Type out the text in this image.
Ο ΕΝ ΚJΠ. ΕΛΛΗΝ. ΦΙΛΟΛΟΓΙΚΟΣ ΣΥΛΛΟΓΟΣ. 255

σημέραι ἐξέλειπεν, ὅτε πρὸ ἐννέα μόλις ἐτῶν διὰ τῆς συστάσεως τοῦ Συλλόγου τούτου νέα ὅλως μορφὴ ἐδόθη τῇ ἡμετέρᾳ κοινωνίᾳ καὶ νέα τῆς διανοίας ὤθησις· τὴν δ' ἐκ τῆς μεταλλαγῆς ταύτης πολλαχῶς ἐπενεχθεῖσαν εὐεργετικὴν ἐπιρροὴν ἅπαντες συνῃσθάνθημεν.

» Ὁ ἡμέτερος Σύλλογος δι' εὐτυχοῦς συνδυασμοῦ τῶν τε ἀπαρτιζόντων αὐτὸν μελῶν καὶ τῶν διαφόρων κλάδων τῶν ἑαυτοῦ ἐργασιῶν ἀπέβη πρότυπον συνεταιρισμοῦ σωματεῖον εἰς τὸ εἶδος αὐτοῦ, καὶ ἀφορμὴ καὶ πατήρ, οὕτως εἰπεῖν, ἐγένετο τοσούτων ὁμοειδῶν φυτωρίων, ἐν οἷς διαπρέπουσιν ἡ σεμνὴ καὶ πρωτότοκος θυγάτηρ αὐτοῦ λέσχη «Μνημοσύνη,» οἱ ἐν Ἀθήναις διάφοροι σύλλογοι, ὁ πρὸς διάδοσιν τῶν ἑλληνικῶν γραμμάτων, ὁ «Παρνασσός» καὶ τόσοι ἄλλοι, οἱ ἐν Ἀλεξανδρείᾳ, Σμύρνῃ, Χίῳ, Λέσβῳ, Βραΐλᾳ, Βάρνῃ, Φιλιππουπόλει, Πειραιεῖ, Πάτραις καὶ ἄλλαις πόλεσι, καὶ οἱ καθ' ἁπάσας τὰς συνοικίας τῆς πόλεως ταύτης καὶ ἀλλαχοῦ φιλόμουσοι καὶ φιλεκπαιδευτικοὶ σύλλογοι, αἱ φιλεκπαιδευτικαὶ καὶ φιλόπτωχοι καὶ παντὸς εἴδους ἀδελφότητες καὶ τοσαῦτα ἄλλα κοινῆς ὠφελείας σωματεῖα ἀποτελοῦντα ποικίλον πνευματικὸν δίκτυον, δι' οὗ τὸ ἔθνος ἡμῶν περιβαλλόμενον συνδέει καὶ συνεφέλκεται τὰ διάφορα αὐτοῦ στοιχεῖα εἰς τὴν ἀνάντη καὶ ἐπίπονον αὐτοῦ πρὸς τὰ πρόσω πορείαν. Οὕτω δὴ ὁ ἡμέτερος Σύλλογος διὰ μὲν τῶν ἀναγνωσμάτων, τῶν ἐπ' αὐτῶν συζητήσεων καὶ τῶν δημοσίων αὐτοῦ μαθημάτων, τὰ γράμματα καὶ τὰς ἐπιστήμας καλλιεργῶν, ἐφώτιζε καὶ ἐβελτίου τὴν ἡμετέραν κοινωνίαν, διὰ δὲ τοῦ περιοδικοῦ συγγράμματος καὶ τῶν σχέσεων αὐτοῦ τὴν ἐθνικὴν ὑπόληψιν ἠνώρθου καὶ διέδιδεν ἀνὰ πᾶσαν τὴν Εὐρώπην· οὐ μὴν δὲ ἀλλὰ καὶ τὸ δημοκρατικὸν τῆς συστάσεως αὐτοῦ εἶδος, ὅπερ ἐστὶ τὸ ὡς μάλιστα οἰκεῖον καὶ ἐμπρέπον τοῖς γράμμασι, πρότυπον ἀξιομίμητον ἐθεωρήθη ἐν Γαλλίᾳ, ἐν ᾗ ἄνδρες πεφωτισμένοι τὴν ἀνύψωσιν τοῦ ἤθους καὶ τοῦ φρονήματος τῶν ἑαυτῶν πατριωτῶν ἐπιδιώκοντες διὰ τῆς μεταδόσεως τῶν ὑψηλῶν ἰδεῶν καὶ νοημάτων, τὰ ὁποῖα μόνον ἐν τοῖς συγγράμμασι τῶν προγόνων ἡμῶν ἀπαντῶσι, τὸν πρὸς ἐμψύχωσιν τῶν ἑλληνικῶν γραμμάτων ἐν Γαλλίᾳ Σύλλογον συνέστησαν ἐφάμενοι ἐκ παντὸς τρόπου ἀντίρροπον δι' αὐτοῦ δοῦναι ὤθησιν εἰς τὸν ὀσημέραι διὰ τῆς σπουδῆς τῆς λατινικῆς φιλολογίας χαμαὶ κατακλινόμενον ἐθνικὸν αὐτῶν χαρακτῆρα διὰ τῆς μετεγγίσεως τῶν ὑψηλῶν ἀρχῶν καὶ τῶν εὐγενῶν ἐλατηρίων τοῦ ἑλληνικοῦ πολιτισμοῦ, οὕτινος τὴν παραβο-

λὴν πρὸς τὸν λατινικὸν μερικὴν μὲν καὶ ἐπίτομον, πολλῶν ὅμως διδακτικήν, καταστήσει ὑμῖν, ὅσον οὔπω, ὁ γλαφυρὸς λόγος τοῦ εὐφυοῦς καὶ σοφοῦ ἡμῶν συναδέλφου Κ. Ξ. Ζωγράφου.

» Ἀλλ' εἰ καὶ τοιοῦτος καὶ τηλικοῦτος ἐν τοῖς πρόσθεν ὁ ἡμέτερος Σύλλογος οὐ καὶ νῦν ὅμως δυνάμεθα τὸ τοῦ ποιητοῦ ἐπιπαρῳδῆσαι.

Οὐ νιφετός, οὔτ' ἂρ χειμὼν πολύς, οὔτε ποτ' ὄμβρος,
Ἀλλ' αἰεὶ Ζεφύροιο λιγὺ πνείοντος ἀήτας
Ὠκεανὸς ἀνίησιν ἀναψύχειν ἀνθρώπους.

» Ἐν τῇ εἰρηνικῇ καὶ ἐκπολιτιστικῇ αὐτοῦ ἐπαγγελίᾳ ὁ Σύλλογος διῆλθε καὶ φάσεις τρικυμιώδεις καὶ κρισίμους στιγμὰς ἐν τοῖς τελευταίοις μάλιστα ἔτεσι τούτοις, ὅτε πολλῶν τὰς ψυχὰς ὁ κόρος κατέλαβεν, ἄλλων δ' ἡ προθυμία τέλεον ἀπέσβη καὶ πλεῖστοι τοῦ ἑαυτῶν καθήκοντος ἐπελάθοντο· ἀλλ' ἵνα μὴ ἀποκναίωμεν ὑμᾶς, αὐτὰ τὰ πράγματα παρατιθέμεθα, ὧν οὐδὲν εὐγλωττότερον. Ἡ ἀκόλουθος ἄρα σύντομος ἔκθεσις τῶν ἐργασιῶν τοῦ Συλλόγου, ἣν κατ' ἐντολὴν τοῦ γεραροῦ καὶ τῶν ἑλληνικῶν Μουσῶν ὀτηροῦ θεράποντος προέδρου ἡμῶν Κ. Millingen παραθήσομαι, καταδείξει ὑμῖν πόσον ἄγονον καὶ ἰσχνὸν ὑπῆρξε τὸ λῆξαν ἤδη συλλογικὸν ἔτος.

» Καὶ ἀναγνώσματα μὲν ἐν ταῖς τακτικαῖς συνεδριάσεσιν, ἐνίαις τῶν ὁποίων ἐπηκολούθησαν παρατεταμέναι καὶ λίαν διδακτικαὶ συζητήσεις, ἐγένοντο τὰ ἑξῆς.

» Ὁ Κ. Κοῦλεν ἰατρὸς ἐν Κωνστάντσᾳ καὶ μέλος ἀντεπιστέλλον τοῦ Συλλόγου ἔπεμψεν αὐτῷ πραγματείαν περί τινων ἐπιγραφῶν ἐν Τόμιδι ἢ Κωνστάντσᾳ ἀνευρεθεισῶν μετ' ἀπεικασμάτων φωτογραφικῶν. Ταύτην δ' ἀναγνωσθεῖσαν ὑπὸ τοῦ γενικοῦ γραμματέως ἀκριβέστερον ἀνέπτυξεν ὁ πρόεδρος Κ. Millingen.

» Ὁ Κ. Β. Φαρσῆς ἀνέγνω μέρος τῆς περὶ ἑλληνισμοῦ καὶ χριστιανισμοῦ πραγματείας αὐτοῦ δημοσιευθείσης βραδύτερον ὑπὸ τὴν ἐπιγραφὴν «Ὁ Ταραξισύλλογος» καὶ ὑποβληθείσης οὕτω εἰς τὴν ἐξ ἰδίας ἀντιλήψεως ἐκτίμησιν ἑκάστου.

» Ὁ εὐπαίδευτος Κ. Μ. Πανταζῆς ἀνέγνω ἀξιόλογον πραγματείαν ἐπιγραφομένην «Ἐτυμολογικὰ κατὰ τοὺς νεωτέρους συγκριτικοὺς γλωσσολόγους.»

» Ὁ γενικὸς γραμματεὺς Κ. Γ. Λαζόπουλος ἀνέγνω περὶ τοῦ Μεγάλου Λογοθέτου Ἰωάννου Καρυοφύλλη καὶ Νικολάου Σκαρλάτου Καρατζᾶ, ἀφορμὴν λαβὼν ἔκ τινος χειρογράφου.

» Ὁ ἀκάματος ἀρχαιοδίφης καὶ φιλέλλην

### EXERCISE BRIEF
The word "περὶ" may appear on some lines of these records; state how many such lines there are, and nothing else.

### FINAL ANSWER
2